** BEGIN **
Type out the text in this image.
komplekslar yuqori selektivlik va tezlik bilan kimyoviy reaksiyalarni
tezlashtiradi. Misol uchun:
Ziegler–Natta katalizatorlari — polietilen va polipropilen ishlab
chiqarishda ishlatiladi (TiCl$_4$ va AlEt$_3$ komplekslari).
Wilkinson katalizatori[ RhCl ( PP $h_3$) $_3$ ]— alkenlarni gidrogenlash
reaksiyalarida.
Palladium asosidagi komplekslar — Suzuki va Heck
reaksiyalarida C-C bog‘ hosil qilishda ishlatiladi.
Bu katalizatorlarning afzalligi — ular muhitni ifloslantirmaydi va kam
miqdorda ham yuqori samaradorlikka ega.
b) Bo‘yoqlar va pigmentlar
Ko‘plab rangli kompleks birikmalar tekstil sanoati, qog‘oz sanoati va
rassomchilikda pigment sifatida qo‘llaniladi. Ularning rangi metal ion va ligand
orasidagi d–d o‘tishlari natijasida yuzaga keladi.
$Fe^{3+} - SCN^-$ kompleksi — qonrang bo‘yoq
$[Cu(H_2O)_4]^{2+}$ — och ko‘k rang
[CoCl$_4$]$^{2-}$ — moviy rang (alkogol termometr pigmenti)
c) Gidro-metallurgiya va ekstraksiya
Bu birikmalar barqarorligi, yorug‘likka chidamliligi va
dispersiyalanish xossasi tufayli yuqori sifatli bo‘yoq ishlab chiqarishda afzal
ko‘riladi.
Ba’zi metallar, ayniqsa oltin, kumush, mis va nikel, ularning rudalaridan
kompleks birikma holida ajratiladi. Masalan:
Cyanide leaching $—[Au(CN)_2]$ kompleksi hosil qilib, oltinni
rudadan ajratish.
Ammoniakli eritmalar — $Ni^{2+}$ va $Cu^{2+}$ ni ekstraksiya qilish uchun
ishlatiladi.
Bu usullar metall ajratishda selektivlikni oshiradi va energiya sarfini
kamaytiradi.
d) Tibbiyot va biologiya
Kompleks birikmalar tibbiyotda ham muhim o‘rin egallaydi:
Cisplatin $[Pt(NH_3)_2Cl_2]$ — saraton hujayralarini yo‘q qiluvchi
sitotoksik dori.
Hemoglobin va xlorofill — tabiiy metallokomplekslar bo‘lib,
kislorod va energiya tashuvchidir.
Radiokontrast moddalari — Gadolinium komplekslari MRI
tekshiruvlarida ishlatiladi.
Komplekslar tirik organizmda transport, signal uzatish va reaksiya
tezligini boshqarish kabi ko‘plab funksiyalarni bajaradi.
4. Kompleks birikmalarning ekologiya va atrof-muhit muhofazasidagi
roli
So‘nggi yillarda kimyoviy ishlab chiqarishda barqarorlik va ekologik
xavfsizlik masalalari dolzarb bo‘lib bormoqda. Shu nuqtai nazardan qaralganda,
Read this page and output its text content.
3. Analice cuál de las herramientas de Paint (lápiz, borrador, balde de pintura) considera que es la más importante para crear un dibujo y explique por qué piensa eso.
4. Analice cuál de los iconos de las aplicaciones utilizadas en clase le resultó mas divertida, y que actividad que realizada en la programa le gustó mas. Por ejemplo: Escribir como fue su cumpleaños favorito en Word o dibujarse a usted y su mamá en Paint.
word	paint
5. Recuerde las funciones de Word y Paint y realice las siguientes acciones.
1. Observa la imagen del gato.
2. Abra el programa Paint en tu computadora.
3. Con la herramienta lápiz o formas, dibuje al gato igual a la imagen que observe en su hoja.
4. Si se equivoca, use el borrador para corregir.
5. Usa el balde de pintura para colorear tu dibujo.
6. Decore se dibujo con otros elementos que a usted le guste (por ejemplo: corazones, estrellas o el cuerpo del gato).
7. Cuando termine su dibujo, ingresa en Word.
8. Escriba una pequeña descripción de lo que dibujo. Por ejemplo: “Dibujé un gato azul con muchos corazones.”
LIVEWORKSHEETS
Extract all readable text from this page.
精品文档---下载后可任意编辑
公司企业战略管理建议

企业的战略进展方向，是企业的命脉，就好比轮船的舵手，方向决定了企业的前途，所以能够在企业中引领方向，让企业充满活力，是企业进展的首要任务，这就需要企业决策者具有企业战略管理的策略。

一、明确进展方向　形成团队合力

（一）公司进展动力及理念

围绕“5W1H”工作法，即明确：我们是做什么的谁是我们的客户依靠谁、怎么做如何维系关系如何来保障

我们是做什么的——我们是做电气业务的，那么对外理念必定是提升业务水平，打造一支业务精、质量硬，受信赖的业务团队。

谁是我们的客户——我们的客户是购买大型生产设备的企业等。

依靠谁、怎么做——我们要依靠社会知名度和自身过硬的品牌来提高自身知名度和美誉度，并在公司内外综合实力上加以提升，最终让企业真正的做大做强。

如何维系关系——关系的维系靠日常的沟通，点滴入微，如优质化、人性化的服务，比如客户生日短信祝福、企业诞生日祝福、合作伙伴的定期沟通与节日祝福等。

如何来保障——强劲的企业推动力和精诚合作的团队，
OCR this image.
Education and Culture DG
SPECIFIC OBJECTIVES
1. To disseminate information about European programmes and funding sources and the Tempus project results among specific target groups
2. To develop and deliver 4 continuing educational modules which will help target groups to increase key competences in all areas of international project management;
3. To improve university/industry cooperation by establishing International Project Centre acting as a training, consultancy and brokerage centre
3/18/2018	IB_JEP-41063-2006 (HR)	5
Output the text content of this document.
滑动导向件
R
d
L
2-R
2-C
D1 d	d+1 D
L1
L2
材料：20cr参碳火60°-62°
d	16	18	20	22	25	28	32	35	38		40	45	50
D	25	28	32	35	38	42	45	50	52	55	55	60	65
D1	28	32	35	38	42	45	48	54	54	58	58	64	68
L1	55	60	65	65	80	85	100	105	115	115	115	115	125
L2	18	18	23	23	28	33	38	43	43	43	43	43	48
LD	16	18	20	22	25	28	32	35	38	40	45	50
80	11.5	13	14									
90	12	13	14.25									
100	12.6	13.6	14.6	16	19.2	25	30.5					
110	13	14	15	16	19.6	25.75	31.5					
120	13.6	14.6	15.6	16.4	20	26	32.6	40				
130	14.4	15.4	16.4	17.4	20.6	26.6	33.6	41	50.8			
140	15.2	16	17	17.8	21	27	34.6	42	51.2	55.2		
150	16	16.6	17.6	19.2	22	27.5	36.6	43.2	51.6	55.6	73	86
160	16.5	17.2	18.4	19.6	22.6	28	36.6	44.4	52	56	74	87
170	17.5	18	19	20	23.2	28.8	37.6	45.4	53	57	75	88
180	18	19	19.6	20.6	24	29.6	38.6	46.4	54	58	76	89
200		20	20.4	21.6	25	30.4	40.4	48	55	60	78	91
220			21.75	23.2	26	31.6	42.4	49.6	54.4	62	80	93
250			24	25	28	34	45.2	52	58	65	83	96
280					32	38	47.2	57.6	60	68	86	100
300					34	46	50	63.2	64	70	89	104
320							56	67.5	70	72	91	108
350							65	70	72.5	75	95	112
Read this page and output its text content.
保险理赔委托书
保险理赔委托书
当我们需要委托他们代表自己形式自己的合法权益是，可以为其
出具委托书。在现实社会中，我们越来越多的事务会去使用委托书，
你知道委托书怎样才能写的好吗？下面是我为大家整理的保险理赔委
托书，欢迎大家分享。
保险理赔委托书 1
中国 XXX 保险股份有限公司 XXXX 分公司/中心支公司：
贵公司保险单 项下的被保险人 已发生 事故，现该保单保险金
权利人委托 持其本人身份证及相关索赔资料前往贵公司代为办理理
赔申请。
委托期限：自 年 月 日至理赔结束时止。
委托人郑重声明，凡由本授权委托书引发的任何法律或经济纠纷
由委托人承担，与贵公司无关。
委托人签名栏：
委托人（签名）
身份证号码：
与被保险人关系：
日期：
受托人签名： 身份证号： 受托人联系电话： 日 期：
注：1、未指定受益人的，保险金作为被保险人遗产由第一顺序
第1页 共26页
** END **
TASK DETAILS: Select every line above that contains the word "chiqarishda", and copy it.

SOLUTION TO THIS TASK:
chiqarishda ishlatiladi (TiCl$_4$ va AlEt$_3$ komplekslari).
dispersiyalanish xossasi tufayli yuqori sifatli bo‘yoq ishlab chiqarishda afzal
So‘nggi yillarda kimyoviy ishlab chiqarishda barqarorlik va ekologik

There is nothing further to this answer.